(WHAT TO WORK ON)
Write each line out again exactly as written.

(DATA SECTION)
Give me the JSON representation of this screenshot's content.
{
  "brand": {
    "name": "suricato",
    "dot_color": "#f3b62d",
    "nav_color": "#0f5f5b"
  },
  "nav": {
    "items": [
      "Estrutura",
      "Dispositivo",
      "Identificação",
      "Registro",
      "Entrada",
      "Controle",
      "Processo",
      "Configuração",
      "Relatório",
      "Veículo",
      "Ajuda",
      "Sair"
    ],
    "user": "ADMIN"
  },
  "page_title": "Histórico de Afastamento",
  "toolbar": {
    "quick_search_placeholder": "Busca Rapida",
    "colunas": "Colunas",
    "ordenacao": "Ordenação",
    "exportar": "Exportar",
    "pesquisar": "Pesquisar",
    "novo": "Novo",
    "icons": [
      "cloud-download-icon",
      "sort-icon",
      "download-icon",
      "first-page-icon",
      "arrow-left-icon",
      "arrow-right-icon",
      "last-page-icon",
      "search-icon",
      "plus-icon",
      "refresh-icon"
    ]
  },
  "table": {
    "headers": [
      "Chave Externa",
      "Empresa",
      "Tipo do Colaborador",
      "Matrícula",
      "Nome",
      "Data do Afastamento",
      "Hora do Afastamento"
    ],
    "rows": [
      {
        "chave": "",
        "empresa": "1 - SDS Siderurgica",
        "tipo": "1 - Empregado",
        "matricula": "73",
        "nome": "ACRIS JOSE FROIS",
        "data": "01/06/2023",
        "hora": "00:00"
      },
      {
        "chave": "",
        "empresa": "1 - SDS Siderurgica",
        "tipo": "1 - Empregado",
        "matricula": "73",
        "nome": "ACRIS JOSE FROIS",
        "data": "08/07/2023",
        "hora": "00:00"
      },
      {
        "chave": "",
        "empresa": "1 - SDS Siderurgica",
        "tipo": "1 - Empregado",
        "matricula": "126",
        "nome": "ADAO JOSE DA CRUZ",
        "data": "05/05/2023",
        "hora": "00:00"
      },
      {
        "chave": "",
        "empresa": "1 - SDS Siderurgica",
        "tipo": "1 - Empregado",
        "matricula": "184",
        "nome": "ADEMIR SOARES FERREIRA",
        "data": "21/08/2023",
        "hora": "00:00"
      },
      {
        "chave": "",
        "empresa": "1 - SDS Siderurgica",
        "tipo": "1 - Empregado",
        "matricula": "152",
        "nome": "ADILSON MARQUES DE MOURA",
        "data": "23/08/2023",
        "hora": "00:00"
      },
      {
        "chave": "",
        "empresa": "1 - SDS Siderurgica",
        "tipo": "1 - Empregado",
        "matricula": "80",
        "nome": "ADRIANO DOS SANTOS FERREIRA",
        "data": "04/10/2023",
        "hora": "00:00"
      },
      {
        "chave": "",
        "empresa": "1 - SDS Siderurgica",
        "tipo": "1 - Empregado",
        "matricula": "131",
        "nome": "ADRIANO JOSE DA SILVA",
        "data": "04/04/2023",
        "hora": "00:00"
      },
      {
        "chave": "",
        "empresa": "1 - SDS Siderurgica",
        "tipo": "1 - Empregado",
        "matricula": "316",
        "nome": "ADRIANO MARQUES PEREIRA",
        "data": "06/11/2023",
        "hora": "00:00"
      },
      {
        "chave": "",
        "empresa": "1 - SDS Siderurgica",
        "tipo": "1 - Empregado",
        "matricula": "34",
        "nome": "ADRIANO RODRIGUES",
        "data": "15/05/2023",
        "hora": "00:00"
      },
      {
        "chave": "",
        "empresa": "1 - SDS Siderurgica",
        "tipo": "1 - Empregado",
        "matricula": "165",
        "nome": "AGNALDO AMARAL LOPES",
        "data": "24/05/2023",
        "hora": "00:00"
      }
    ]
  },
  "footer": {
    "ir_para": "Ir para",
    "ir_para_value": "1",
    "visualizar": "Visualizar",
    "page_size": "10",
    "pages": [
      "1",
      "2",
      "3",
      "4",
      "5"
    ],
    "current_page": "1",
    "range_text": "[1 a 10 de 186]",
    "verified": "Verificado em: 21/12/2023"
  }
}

(ANSWER TO THE TASK)
Give me the JSON representation of this screenshot's content.
{
  "brand": {
    "name": "suricato",
    "dot_color": "#f3b62d",
    "nav_color": "#0f5f5b"
  },
  "nav": {
    "items": [
      "Estrutura",
      "Dispositivo",
      "Identificação",
      "Registro",
      "Entrada",
      "Controle",
      "Processo",
      "Configuração",
      "Relatório",
      "Veículo",
      "Ajuda",
      "Sair"
    ],
    "user": "ADMIN"
  },
  "page_title": "Histórico de Afastamento",
  "toolbar": {
    "quick_search_placeholder": "Busca Rapida",
    "colunas": "Colunas",
    "ordenacao": "Ordenação",
    "exportar": "Exportar",
    "pesquisar": "Pesquisar",
    "novo": "Novo",
    "icons": [
      "cloud-download-icon",
      "sort-icon",
      "download-icon",
      "first-page-icon",
      "arrow-left-icon",
      "arrow-right-icon",
      "last-page-icon",
      "search-icon",
      "plus-icon",
      "refresh-icon"
    ]
  },
  "table": {
    "headers": [
      "Chave Externa",
      "Empresa",
      "Tipo do Colaborador",
      "Matrícula",
      "Nome",
      "Data do Afastamento",
      "Hora do Afastamento"
    ],
    "rows": [
      {
        "chave": "",
        "empresa": "1 - SDS Siderurgica",
        "tipo": "1 - Empregado",
        "matricula": "73",
        "nome": "ACRIS JOSE FROIS",
        "data": "01/06/2023",
        "hora": "00:00"
      },
      {
        "chave": "",
        "empresa": "1 - SDS Siderurgica",
        "tipo": "1 - Empregado",
        "matricula": "73",
        "nome": "ACRIS JOSE FROIS",
        "data": "08/07/2023",
        "hora": "00:00"
      },
      {
        "chave": "",
        "empresa": "1 - SDS Siderurgica",
        "tipo": "1 - Empregado",
        "matricula": "126",
        "nome": "ADAO JOSE DA CRUZ",
        "data": "05/05/2023",
        "hora": "00:00"
      },
      {
        "chave": "",
        "empresa": "1 - SDS Siderurgica",
        "tipo": "1 - Empregado",
        "matricula": "184",
        "nome": "ADEMIR SOARES FERREIRA",
        "data": "21/08/2023",
        "hora": "00:00"
      },
      {
        "chave": "",
        "empresa": "1 - SDS Siderurgica",
        "tipo": "1 - Empregado",
        "matricula": "152",
        "nome": "ADILSON MARQUES DE MOURA",
        "data": "23/08/2023",
        "hora": "00:00"
      },
      {
        "chave": "",
        "empresa": "1 - SDS Siderurgica",
        "tipo": "1 - Empregado",
        "matricula": "80",
        "nome": "ADRIANO DOS SANTOS FERREIRA",
        "data": "04/10/2023",
        "hora": "00:00"
      },
      {
        "chave": "",
        "empresa": "1 - SDS Siderurgica",
        "tipo": "1 - Empregado",
        "matricula": "131",
        "nome": "ADRIANO JOSE DA SILVA",
        "data": "04/04/2023",
        "hora": "00:00"
      },
      {
        "chave": "",
        "empresa": "1 - SDS Siderurgica",
        "tipo": "1 - Empregado",
        "matricula": "316",
        "nome": "ADRIANO MARQUES PEREIRA",
        "data": "06/11/2023",
        "hora": "00:00"
      },
      {
        "chave": "",
        "empresa": "1 - SDS Siderurgica",
        "tipo": "1 - Empregado",
        "matricula": "34",
        "nome": "ADRIANO RODRIGUES",
        "data": "15/05/2023",
        "hora": "00:00"
      },
      {
        "chave": "",
        "empresa": "1 - SDS Siderurgica",
        "tipo": "1 - Empregado",
        "matricula": "165",
        "nome": "AGNALDO AMARAL LOPES",
        "data": "24/05/2023",
        "hora": "00:00"
      }
    ]
  },
  "footer": {
    "ir_para": "Ir para",
    "ir_para_value": "1",
    "visualizar": "Visualizar",
    "page_size": "10",
    "pages": [
      "1",
      "2",
      "3",
      "4",
      "5"
    ],
    "current_page": "1",
    "range_text": "[1 a 10 de 186]",
    "verified": "Verificado em: 21/12/2023"
  }
}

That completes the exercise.